### Exercise goal
Copy every line of the entries that includes the word "this".

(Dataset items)
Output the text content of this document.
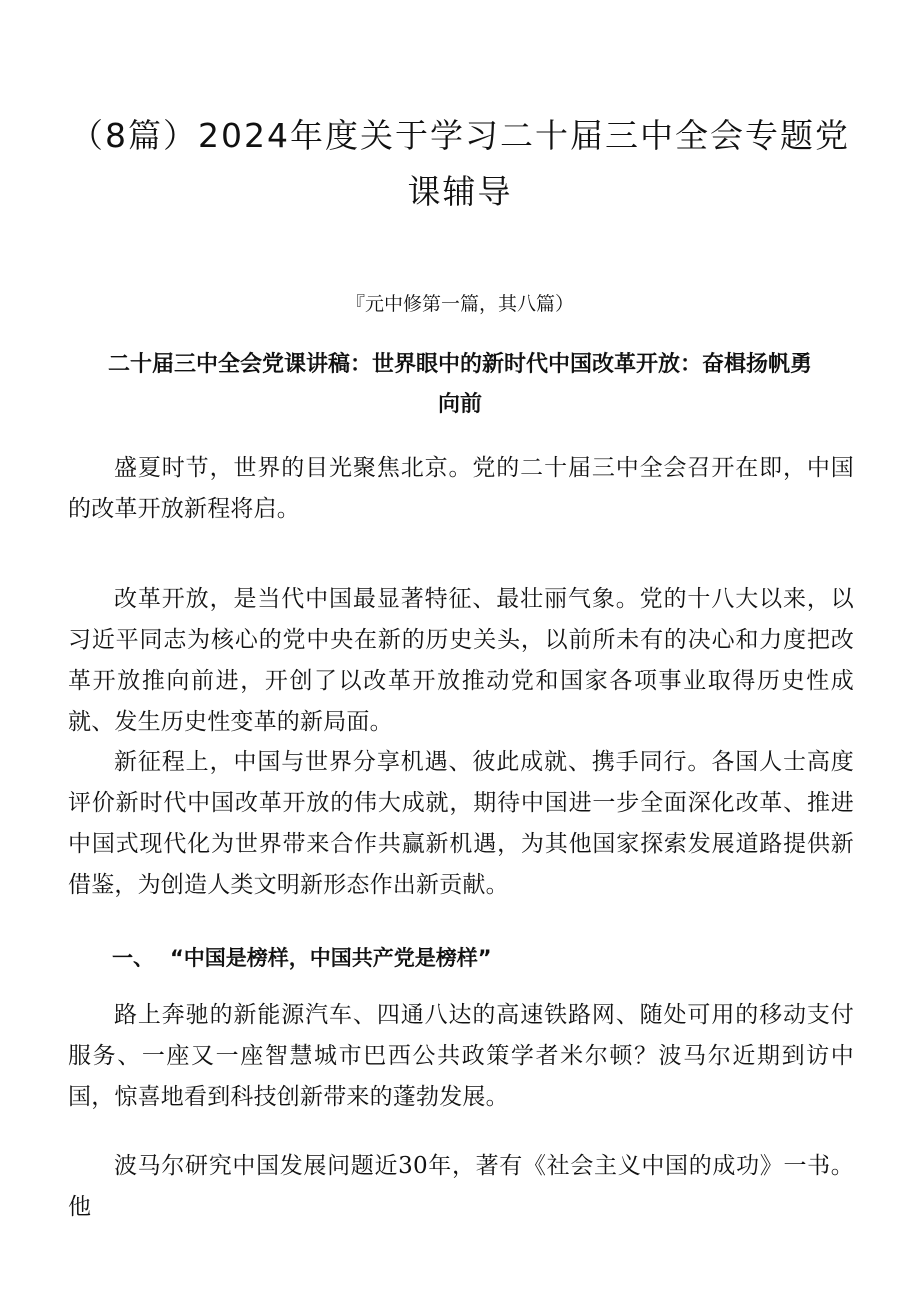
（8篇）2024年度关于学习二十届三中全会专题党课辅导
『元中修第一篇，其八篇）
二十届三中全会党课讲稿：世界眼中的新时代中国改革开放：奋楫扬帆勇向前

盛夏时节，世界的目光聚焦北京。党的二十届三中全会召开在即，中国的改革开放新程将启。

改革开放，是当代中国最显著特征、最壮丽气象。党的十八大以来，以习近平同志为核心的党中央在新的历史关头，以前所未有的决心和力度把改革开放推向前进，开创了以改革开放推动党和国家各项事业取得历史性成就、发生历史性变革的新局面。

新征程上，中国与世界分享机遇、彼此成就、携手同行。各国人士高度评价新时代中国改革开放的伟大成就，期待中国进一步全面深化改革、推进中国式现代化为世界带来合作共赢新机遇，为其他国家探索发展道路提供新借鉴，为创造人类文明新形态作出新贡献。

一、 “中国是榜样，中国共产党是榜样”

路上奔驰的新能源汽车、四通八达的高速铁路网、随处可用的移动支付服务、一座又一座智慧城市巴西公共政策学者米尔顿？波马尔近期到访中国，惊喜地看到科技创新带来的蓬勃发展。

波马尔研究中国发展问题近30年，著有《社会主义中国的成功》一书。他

--

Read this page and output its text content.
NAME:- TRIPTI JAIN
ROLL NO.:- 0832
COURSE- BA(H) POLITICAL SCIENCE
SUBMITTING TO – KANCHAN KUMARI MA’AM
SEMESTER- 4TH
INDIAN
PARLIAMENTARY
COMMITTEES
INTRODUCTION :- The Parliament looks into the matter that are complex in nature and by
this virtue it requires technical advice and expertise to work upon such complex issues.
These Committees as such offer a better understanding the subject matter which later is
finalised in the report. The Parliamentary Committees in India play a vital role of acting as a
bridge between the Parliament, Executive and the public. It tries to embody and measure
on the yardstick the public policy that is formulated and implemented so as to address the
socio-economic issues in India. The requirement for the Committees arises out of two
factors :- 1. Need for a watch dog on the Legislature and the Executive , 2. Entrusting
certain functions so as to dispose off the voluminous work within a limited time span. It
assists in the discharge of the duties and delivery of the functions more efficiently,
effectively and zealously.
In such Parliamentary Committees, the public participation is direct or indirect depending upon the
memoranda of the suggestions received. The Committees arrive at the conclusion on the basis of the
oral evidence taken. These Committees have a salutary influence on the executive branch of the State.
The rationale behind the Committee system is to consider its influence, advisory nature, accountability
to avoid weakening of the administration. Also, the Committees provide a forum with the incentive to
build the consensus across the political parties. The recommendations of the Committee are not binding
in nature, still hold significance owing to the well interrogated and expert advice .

### Exercise answer
Output the text content of this document.
Read this page and output its text content.
this virtue it requires technical advice and expertise to work upon such complex issues.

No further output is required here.